EXERCISE INSTRUCTIONS ▸
Quote the data word for word, starting at the line with "Where are 46" and ending at the line with "legend-label: Europe [74,258,104,267]", both lines included. Leave the pictures out.

EXTRACTED DATA ▸
══════════

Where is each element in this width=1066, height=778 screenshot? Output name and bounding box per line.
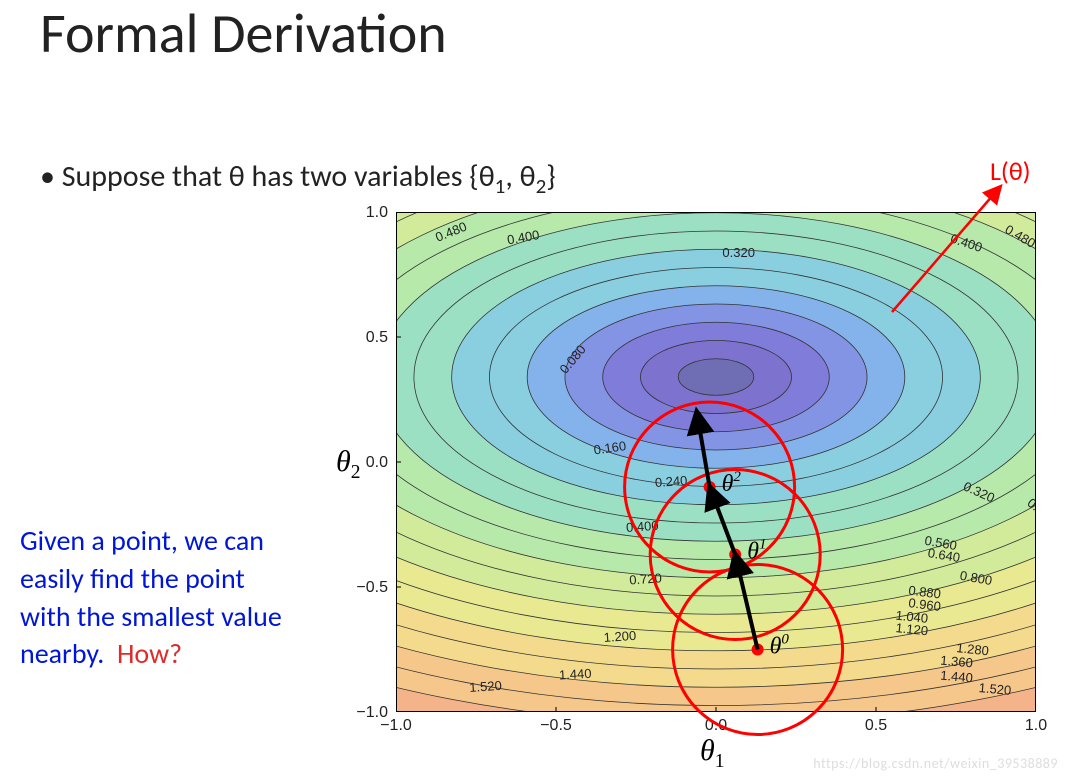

══════════

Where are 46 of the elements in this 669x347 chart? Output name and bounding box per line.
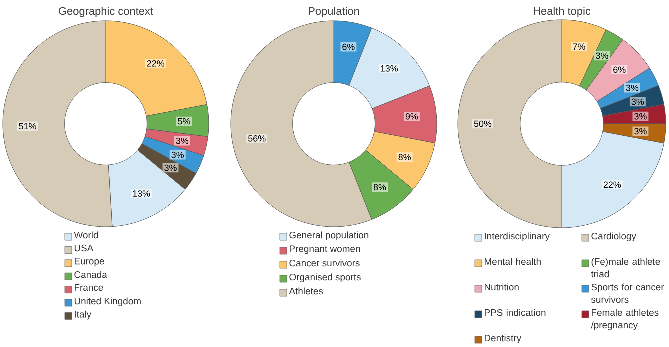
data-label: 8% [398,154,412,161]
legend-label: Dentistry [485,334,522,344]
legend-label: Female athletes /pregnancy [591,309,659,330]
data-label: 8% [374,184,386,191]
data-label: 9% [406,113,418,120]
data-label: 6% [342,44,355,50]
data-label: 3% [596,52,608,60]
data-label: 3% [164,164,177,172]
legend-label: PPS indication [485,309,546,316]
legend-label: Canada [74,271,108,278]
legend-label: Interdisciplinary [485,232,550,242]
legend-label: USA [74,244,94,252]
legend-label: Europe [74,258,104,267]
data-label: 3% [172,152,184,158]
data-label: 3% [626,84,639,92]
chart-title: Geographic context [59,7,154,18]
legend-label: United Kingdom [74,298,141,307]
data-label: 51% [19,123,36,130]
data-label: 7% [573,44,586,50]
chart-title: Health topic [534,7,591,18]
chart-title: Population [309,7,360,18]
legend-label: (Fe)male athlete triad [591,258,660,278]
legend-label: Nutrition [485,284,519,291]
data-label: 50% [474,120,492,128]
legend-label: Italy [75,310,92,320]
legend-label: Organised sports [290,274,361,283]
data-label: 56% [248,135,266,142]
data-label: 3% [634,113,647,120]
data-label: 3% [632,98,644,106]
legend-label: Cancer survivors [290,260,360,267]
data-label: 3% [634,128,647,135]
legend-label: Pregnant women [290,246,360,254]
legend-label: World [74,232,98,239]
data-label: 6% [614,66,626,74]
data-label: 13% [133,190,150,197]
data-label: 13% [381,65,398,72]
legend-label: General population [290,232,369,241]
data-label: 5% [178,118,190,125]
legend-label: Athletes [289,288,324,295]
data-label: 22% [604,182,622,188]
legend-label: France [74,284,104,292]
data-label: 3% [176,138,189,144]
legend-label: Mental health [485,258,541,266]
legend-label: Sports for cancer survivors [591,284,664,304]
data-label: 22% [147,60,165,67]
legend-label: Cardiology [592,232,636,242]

══════════

EXERCISE RESPONSE ▸
Where are 46 of the elements in this 669x347 chart? Output name and bounding box per line.
data-label: 8% [398,154,412,161]
legend-label: Dentistry [485,334,522,344]
legend-label: Female athletes /pregnancy [591,309,659,330]
data-label: 8% [374,184,386,191]
data-label: 9% [406,113,418,120]
data-label: 6% [342,44,355,50]
data-label: 3% [596,52,608,60]
data-label: 3% [164,164,177,172]
legend-label: PPS indication [485,309,546,316]
legend-label: Canada [74,271,108,278]
legend-label: Interdisciplinary [485,232,550,242]
legend-label: USA [74,244,94,252]
legend-label: Europe [74,258,104,267]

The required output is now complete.